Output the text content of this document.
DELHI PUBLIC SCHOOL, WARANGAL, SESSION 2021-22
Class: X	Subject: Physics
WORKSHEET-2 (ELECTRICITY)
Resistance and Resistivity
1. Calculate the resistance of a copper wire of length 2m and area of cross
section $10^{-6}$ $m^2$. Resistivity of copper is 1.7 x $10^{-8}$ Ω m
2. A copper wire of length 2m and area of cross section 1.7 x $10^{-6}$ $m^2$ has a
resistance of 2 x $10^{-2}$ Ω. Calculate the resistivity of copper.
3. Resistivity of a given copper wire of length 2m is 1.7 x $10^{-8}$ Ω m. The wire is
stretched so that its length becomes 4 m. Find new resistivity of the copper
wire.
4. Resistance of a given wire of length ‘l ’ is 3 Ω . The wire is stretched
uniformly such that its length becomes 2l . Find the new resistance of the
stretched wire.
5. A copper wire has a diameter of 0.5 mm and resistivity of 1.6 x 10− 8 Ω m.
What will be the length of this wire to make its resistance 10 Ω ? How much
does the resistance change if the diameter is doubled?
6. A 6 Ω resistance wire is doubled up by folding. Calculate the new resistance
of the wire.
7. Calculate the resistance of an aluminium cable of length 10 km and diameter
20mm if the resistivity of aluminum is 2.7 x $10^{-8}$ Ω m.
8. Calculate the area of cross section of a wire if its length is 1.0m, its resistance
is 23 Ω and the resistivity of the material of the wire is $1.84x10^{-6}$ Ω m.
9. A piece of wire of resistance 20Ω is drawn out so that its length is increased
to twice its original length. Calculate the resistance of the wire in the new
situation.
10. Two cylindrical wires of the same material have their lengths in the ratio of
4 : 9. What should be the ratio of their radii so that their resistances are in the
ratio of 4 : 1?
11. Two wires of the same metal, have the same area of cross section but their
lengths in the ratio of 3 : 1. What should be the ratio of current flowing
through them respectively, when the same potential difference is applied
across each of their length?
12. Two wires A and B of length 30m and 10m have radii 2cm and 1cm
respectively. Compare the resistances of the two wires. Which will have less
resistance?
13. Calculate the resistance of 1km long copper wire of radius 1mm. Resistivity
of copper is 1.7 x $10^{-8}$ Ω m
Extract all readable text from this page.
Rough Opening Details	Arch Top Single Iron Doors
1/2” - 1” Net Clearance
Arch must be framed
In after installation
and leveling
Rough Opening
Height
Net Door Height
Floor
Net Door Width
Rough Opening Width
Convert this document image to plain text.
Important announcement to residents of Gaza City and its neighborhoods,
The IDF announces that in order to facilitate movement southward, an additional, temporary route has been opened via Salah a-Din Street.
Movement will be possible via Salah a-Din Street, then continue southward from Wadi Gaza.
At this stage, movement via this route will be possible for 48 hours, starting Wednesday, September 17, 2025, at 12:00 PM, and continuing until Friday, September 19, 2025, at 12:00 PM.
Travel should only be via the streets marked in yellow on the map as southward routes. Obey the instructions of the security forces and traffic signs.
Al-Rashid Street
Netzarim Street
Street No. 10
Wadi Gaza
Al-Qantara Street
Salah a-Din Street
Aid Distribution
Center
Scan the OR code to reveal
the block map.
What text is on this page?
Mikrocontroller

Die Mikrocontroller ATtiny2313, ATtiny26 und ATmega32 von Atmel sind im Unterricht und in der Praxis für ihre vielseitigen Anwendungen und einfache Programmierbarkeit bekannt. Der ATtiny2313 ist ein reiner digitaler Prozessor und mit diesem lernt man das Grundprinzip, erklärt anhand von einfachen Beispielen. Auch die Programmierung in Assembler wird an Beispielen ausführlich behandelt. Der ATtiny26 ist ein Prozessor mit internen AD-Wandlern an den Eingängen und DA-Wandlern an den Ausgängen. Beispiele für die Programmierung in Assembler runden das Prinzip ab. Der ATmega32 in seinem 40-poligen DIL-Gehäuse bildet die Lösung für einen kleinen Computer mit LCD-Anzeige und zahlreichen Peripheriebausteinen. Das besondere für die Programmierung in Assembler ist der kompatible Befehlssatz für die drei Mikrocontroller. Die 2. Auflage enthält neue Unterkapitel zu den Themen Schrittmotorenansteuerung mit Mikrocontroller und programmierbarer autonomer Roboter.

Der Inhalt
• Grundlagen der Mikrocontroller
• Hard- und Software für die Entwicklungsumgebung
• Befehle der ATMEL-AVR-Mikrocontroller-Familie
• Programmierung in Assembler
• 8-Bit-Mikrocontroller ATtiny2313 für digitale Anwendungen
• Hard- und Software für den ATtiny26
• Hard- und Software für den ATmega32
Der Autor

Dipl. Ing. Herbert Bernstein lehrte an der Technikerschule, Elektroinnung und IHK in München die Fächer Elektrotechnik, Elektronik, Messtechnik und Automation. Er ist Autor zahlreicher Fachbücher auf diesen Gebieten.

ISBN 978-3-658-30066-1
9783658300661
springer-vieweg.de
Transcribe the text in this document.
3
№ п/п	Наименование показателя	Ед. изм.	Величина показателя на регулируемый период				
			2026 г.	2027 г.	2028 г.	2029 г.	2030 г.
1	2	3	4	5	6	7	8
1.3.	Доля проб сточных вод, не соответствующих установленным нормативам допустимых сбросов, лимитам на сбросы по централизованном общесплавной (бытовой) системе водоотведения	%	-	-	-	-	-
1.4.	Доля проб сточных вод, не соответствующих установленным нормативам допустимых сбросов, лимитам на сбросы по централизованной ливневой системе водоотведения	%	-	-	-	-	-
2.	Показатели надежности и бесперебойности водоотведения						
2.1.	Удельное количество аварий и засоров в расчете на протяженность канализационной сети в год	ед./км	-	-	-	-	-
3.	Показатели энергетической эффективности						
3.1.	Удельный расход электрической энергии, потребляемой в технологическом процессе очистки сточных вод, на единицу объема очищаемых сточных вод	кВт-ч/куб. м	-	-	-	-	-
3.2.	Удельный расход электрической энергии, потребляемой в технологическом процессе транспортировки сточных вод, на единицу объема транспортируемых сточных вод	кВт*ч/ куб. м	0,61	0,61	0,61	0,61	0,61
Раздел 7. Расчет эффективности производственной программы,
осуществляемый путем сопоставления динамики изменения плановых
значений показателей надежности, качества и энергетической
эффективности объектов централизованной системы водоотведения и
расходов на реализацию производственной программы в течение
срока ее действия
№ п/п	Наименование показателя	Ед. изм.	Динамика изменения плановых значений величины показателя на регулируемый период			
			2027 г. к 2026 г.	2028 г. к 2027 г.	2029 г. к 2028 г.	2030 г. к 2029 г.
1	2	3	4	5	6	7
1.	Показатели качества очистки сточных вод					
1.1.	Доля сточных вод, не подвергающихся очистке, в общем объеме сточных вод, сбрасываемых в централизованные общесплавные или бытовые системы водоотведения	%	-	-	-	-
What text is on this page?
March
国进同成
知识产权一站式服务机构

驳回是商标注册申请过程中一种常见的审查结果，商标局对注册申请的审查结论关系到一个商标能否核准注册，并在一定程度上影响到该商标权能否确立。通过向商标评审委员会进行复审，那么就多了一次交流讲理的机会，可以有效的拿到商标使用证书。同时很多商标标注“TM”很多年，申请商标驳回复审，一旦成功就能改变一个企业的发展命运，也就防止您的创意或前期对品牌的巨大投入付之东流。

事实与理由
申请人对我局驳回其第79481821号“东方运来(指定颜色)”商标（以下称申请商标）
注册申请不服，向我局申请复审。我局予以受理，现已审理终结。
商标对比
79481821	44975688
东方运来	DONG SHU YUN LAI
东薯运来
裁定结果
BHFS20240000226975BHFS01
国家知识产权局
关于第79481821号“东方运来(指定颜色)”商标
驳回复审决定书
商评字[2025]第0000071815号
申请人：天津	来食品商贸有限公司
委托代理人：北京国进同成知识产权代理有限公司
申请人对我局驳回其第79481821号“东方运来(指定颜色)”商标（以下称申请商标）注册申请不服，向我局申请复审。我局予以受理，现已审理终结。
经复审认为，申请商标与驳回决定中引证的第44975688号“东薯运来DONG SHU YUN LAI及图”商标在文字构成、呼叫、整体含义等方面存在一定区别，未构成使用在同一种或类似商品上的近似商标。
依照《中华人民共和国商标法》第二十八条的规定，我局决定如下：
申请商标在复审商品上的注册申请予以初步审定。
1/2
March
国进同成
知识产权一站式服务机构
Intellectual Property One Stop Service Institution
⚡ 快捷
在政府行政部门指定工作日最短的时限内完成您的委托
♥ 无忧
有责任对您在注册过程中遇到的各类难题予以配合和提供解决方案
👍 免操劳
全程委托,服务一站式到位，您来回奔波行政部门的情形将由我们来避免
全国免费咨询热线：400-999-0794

> [Task description]: Pick out the lines that include the word "this" and write them out.

> [Output]:
Output the text content of this document.
What will be the length of this wire to make its resistance 10 Ω ? How much
Extract all readable text from this page.
Convert this document image to plain text.
At this stage, movement via this route will be possible for 48 hours, starting Wednesday, September 17, 2025, at 12:00 PM, and continuing until Friday, September 19, 2025, at 12:00 PM.
What text is on this page?
Transcribe the text in this document.
What text is on this page?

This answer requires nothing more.